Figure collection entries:
——
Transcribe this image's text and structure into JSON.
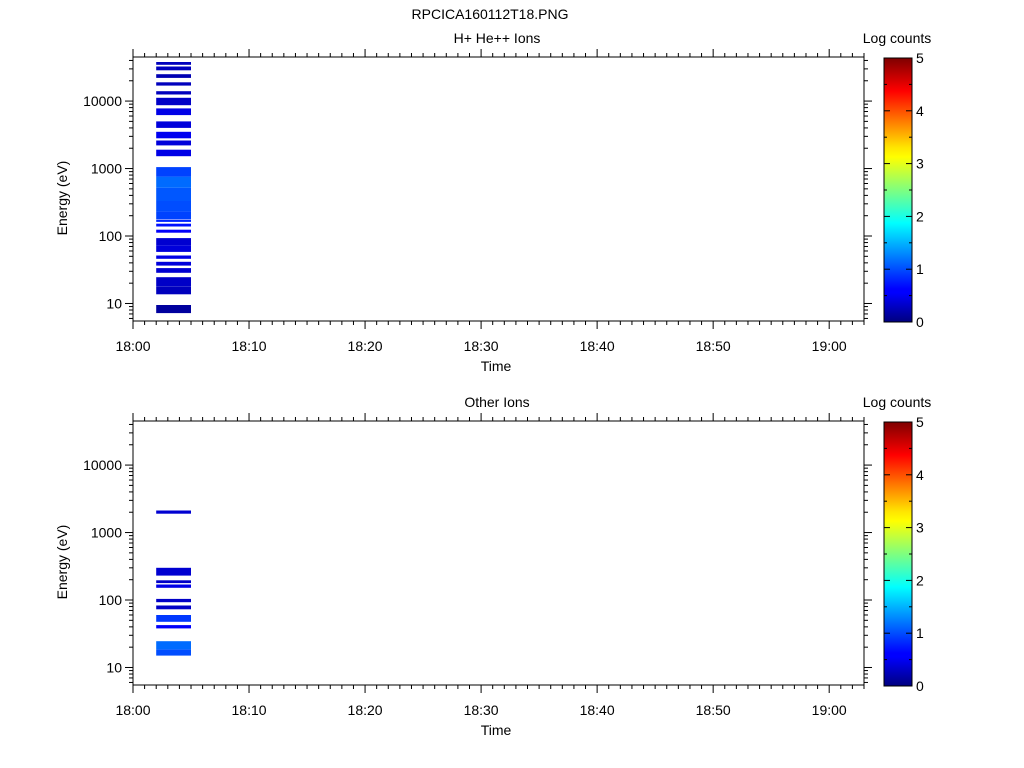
{
  "page_title": "RPCICA160112T18.PNG",
  "chart_data": [
    {
      "type": "heatmap",
      "title": "H+ He++ Ions",
      "xlabel": "Time",
      "ylabel": "Energy (eV)",
      "xlim": [
        "18:00",
        "19:03"
      ],
      "ylim": [
        5.5,
        45000
      ],
      "yscale": "log",
      "xticks": [
        "18:00",
        "18:10",
        "18:20",
        "18:30",
        "18:40",
        "18:50",
        "19:00"
      ],
      "yticks": [
        "10",
        "100",
        "1000",
        "10000"
      ],
      "grid": false,
      "colorbar": {
        "label": "Log counts",
        "min": 0,
        "max": 5,
        "ticks": [
          "0",
          "1",
          "2",
          "3",
          "4",
          "5"
        ],
        "colormap": "jet"
      },
      "data_time_range": [
        "18:02",
        "18:05"
      ],
      "bands": [
        {
          "e_low": 7.2,
          "e_high": 9.5,
          "value": 0.15
        },
        {
          "e_low": 13.7,
          "e_high": 18.0,
          "value": 0.3
        },
        {
          "e_low": 18.0,
          "e_high": 24.5,
          "value": 0.35
        },
        {
          "e_low": 28.5,
          "e_high": 33.5,
          "value": 0.4
        },
        {
          "e_low": 36.5,
          "e_high": 41.5,
          "value": 0.45
        },
        {
          "e_low": 46.0,
          "e_high": 51.5,
          "value": 0.5
        },
        {
          "e_low": 58.0,
          "e_high": 73.0,
          "value": 0.45
        },
        {
          "e_low": 73.0,
          "e_high": 93.0,
          "value": 0.4
        },
        {
          "e_low": 112,
          "e_high": 124,
          "value": 0.6
        },
        {
          "e_low": 138,
          "e_high": 152,
          "value": 0.7
        },
        {
          "e_low": 162,
          "e_high": 175,
          "value": 0.8
        },
        {
          "e_low": 178,
          "e_high": 230,
          "value": 0.95
        },
        {
          "e_low": 230,
          "e_high": 330,
          "value": 1.0
        },
        {
          "e_low": 330,
          "e_high": 520,
          "value": 1.05
        },
        {
          "e_low": 520,
          "e_high": 760,
          "value": 1.15
        },
        {
          "e_low": 760,
          "e_high": 1050,
          "value": 0.95
        },
        {
          "e_low": 1520,
          "e_high": 1900,
          "value": 0.5
        },
        {
          "e_low": 2200,
          "e_high": 2600,
          "value": 0.45
        },
        {
          "e_low": 2800,
          "e_high": 3500,
          "value": 0.55
        },
        {
          "e_low": 4000,
          "e_high": 5000,
          "value": 0.45
        },
        {
          "e_low": 6200,
          "e_high": 7800,
          "value": 0.5
        },
        {
          "e_low": 8700,
          "e_high": 11200,
          "value": 0.35
        },
        {
          "e_low": 12500,
          "e_high": 14000,
          "value": 0.3
        },
        {
          "e_low": 17000,
          "e_high": 19000,
          "value": 0.3
        },
        {
          "e_low": 22000,
          "e_high": 25000,
          "value": 0.25
        },
        {
          "e_low": 28500,
          "e_high": 32500,
          "value": 0.3
        },
        {
          "e_low": 34500,
          "e_high": 38000,
          "value": 0.3
        }
      ]
    },
    {
      "type": "heatmap",
      "title": "Other Ions",
      "xlabel": "Time",
      "ylabel": "Energy (eV)",
      "xlim": [
        "18:00",
        "19:03"
      ],
      "ylim": [
        5.5,
        45000
      ],
      "yscale": "log",
      "xticks": [
        "18:00",
        "18:10",
        "18:20",
        "18:30",
        "18:40",
        "18:50",
        "19:00"
      ],
      "yticks": [
        "10",
        "100",
        "1000",
        "10000"
      ],
      "grid": false,
      "colorbar": {
        "label": "Log counts",
        "min": 0,
        "max": 5,
        "ticks": [
          "0",
          "1",
          "2",
          "3",
          "4",
          "5"
        ],
        "colormap": "jet"
      },
      "data_time_range": [
        "18:02",
        "18:05"
      ],
      "bands": [
        {
          "e_low": 15.0,
          "e_high": 18.5,
          "value": 1.0
        },
        {
          "e_low": 18.5,
          "e_high": 24.5,
          "value": 1.15
        },
        {
          "e_low": 38.0,
          "e_high": 42.5,
          "value": 0.6
        },
        {
          "e_low": 47.5,
          "e_high": 60.0,
          "value": 0.9
        },
        {
          "e_low": 73.0,
          "e_high": 83.0,
          "value": 0.35
        },
        {
          "e_low": 93.0,
          "e_high": 104,
          "value": 0.35
        },
        {
          "e_low": 152,
          "e_high": 170,
          "value": 0.5
        },
        {
          "e_low": 178,
          "e_high": 196,
          "value": 0.35
        },
        {
          "e_low": 230,
          "e_high": 300,
          "value": 0.4
        },
        {
          "e_low": 1900,
          "e_high": 2120,
          "value": 0.4
        }
      ]
    }
  ]
}
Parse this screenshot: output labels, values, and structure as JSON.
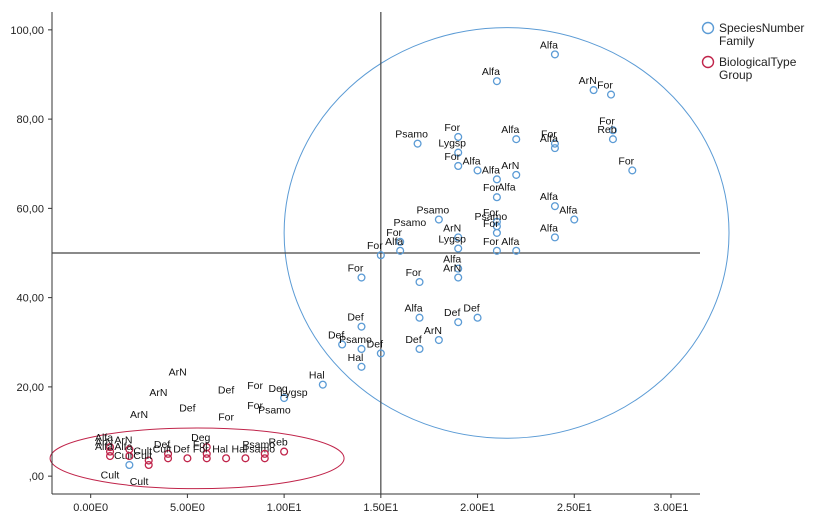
{
  "chart_data": {
    "type": "scatter",
    "title": "",
    "xlabel": "",
    "ylabel": "",
    "xlim": [
      -2,
      31.5
    ],
    "ylim": [
      -4,
      104
    ],
    "x_ticks": [
      0,
      5,
      10,
      15,
      20,
      25,
      30
    ],
    "x_tick_labels": [
      "0.00E0",
      "5.00E0",
      "1.00E1",
      "1.50E1",
      "2.00E1",
      "2.50E1",
      "3.00E1"
    ],
    "y_ticks": [
      0,
      20,
      40,
      60,
      80,
      100
    ],
    "y_tick_labels": [
      ",00",
      "20,00",
      "40,00",
      "60,00",
      "80,00",
      "100,00"
    ],
    "reference_lines": {
      "x": 15,
      "y": 50
    },
    "grid": false,
    "legend_position": "top-right",
    "colors": {
      "SpeciesNumber": "#5b9bd5",
      "BiologicalType": "#c0244a",
      "axes": "#333333",
      "reference": "#444444"
    },
    "series": [
      {
        "name": "SpeciesNumber\nFamily",
        "color": "#5b9bd5",
        "points": [
          {
            "x": 24.0,
            "y": 94.5,
            "label": "Alfa"
          },
          {
            "x": 21.0,
            "y": 88.5,
            "label": "Alfa"
          },
          {
            "x": 26.0,
            "y": 86.5,
            "label": "ArN"
          },
          {
            "x": 26.9,
            "y": 85.5,
            "label": "For"
          },
          {
            "x": 27.0,
            "y": 77.5,
            "label": "For"
          },
          {
            "x": 27.0,
            "y": 75.5,
            "label": "Reb"
          },
          {
            "x": 28.0,
            "y": 68.5,
            "label": "For"
          },
          {
            "x": 16.9,
            "y": 74.5,
            "label": "Psamo"
          },
          {
            "x": 19.0,
            "y": 76.0,
            "label": "For"
          },
          {
            "x": 22.0,
            "y": 75.5,
            "label": "Alfa"
          },
          {
            "x": 24.0,
            "y": 74.5,
            "label": "For"
          },
          {
            "x": 24.0,
            "y": 73.5,
            "label": "Alfa"
          },
          {
            "x": 19.0,
            "y": 72.5,
            "label": "Lygsp"
          },
          {
            "x": 19.0,
            "y": 69.5,
            "label": "For"
          },
          {
            "x": 20.0,
            "y": 68.5,
            "label": "Alfa"
          },
          {
            "x": 22.0,
            "y": 67.5,
            "label": "ArN"
          },
          {
            "x": 21.0,
            "y": 66.5,
            "label": "Alfa"
          },
          {
            "x": 21.0,
            "y": 62.5,
            "label": "For"
          },
          {
            "x": 24.0,
            "y": 60.5,
            "label": "Alfa"
          },
          {
            "x": 25.0,
            "y": 57.5,
            "label": "Alfa"
          },
          {
            "x": 18.0,
            "y": 57.5,
            "label": "Psamo"
          },
          {
            "x": 21.0,
            "y": 57.0,
            "label": "For"
          },
          {
            "x": 21.0,
            "y": 56.0,
            "label": "Psamo"
          },
          {
            "x": 21.0,
            "y": 54.5,
            "label": "For"
          },
          {
            "x": 19.0,
            "y": 53.5,
            "label": "ArN"
          },
          {
            "x": 19.0,
            "y": 51.0,
            "label": "Lygsp"
          },
          {
            "x": 21.0,
            "y": 50.5,
            "label": "For"
          },
          {
            "x": 22.0,
            "y": 50.5,
            "label": "Alfa"
          },
          {
            "x": 24.0,
            "y": 53.5,
            "label": "Alfa"
          },
          {
            "x": 16.0,
            "y": 52.5,
            "label": "For"
          },
          {
            "x": 16.0,
            "y": 50.5,
            "label": "Alfa"
          },
          {
            "x": 15.0,
            "y": 49.5,
            "label": "For"
          },
          {
            "x": 14.0,
            "y": 44.5,
            "label": "For"
          },
          {
            "x": 17.0,
            "y": 43.5,
            "label": "For"
          },
          {
            "x": 19.0,
            "y": 46.5,
            "label": "Alfa"
          },
          {
            "x": 19.0,
            "y": 44.5,
            "label": "ArN"
          },
          {
            "x": 17.0,
            "y": 35.5,
            "label": "Alfa"
          },
          {
            "x": 20.0,
            "y": 35.5,
            "label": "Def"
          },
          {
            "x": 19.0,
            "y": 34.5,
            "label": "Def"
          },
          {
            "x": 18.0,
            "y": 30.5,
            "label": "ArN"
          },
          {
            "x": 14.0,
            "y": 33.5,
            "label": "Def"
          },
          {
            "x": 13.0,
            "y": 29.5,
            "label": "Def"
          },
          {
            "x": 14.0,
            "y": 28.5,
            "label": "Psamo"
          },
          {
            "x": 15.0,
            "y": 27.5,
            "label": "Def"
          },
          {
            "x": 14.0,
            "y": 24.5,
            "label": "Hal"
          },
          {
            "x": 17.0,
            "y": 28.5,
            "label": "Def"
          },
          {
            "x": 12.0,
            "y": 20.5,
            "label": "Hal"
          },
          {
            "x": 10.0,
            "y": 17.5,
            "label": "Deg"
          },
          {
            "x": 2.0,
            "y": 2.5,
            "label": "Cult"
          }
        ]
      },
      {
        "name": "BiologicalType\nGroup",
        "color": "#c0244a",
        "points": [
          {
            "x": 1.0,
            "y": 6.5,
            "label": "Alfa"
          },
          {
            "x": 1.0,
            "y": 5.5,
            "label": "ArN"
          },
          {
            "x": 1.0,
            "y": 4.5,
            "label": "Alfa"
          },
          {
            "x": 2.0,
            "y": 6.0,
            "label": "ArN"
          },
          {
            "x": 2.0,
            "y": 4.5,
            "label": "Alfa"
          },
          {
            "x": 3.0,
            "y": 3.5,
            "label": "Cult"
          },
          {
            "x": 3.0,
            "y": 2.5,
            "label": "Cult"
          },
          {
            "x": 4.0,
            "y": 5.0,
            "label": "Def"
          },
          {
            "x": 4.0,
            "y": 4.0,
            "label": "Cult"
          },
          {
            "x": 5.0,
            "y": 4.0,
            "label": "Def"
          },
          {
            "x": 6.0,
            "y": 6.5,
            "label": "Deg"
          },
          {
            "x": 6.0,
            "y": 5.0,
            "label": "For"
          },
          {
            "x": 6.0,
            "y": 4.0,
            "label": "For"
          },
          {
            "x": 7.0,
            "y": 4.0,
            "label": "Hal"
          },
          {
            "x": 8.0,
            "y": 4.0,
            "label": "Hal"
          },
          {
            "x": 9.0,
            "y": 4.0,
            "label": "Psamo"
          },
          {
            "x": 9.0,
            "y": 5.0,
            "label": "Psamo"
          },
          {
            "x": 10.0,
            "y": 5.5,
            "label": "Reb"
          }
        ]
      }
    ],
    "free_labels": [
      {
        "text": "Alfa",
        "x": 21.5,
        "y": 64.0
      },
      {
        "text": "Psamo",
        "x": 16.5,
        "y": 56.0
      },
      {
        "text": "ArN",
        "x": 4.5,
        "y": 22.5
      },
      {
        "text": "ArN",
        "x": 3.5,
        "y": 18.0
      },
      {
        "text": "Def",
        "x": 7.0,
        "y": 18.5
      },
      {
        "text": "For",
        "x": 8.5,
        "y": 19.5
      },
      {
        "text": "Lygsp",
        "x": 10.5,
        "y": 18.0
      },
      {
        "text": "Def",
        "x": 5.0,
        "y": 14.5
      },
      {
        "text": "For",
        "x": 8.5,
        "y": 15.0
      },
      {
        "text": "ArN",
        "x": 2.5,
        "y": 13.0
      },
      {
        "text": "For",
        "x": 7.0,
        "y": 12.5
      },
      {
        "text": "Psamo",
        "x": 9.5,
        "y": 14.0
      },
      {
        "text": "Cult",
        "x": 1.0,
        "y": -0.5
      },
      {
        "text": "Cult",
        "x": 2.5,
        "y": -2.0
      }
    ],
    "ellipses": [
      {
        "series": "SpeciesNumber\nFamily",
        "cx": 21.5,
        "cy": 54.5,
        "rx": 11.5,
        "ry": 46.0
      },
      {
        "series": "BiologicalType\nGroup",
        "cx": 5.5,
        "cy": 4.0,
        "rx": 7.6,
        "ry": 6.8
      }
    ]
  }
}
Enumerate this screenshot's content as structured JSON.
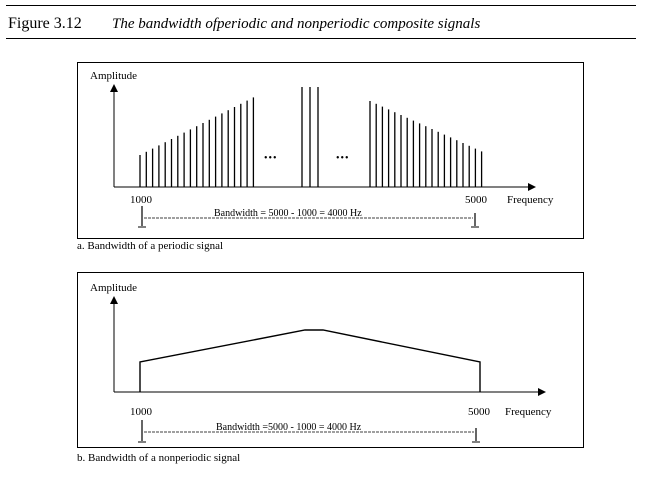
{
  "figure": {
    "label": "Figure 3.12",
    "caption": "The bandwidth ofperiodic and nonperiodic composite signals"
  },
  "panel_a": {
    "y_axis_label": "Amplitude",
    "x_axis_label": "Frequency",
    "low_freq_label": "1000",
    "high_freq_label": "5000",
    "bandwidth_text": "Bandwidth = 5000 -  1000 = 4000 Hz",
    "ellipsis": "•••",
    "subcaption": "a. Bandwidth of a periodic signal"
  },
  "panel_b": {
    "y_axis_label": "Amplitude",
    "x_axis_label": "Frequency",
    "low_freq_label": "1000",
    "high_freq_label": "5000",
    "bandwidth_text": "Bandwidth =5000 -  1000 = 4000 Hz",
    "subcaption": "b. Bandwidth of a nonperiodic signal"
  }
}
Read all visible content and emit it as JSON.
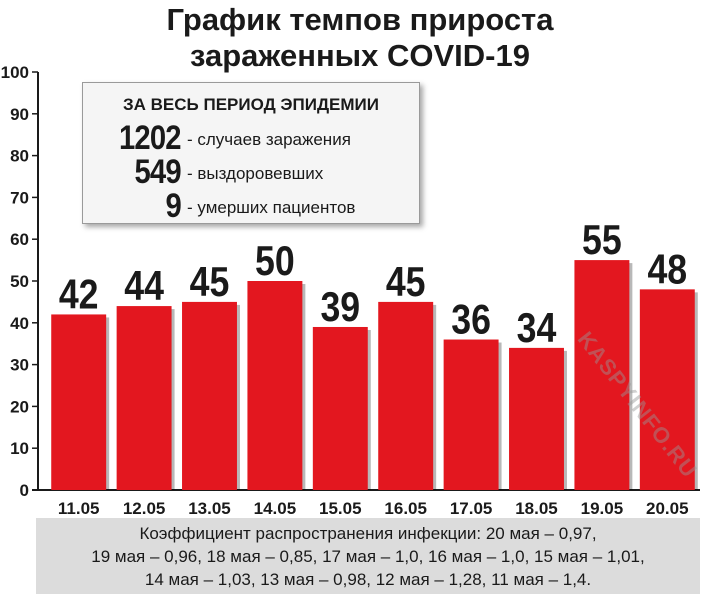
{
  "chart_data": {
    "type": "bar",
    "title": "График темпов прироста\nзараженных COVID-19",
    "categories": [
      "11.05",
      "12.05",
      "13.05",
      "14.05",
      "15.05",
      "16.05",
      "17.05",
      "18.05",
      "19.05",
      "20.05"
    ],
    "values": [
      42,
      44,
      45,
      50,
      39,
      45,
      36,
      34,
      55,
      48
    ],
    "ylim": [
      0,
      100
    ],
    "yticks": [
      0,
      10,
      20,
      30,
      40,
      50,
      60,
      70,
      80,
      90,
      100
    ],
    "bar_color": "#e3171f",
    "grid": false
  },
  "summary": {
    "title": "ЗА ВЕСЬ ПЕРИОД ЭПИДЕМИИ",
    "stats": [
      {
        "value": "1202",
        "label": "- случаев заражения"
      },
      {
        "value": "549",
        "label": "- выздоровевших"
      },
      {
        "value": "9",
        "label": "- умерших пациентов"
      }
    ]
  },
  "footer": {
    "text": "Коэффициент распространения инфекции: 20 мая – 0,97,\n19 мая – 0,96, 18 мая – 0,85, 17 мая – 1,0, 16 мая – 1,0, 15 мая – 1,01,\n14 мая – 1,03, 13 мая – 0,98, 12 мая – 1,28, 11 мая – 1,4."
  },
  "watermark": "KASPYINFO.RU"
}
——
Exercise requirements:
Copy each line holding the word "name" from the listing above.

Answer to this task:
        "name": "SpeciesNumber\nFamily",
        "name": "BiologicalType\nGroup",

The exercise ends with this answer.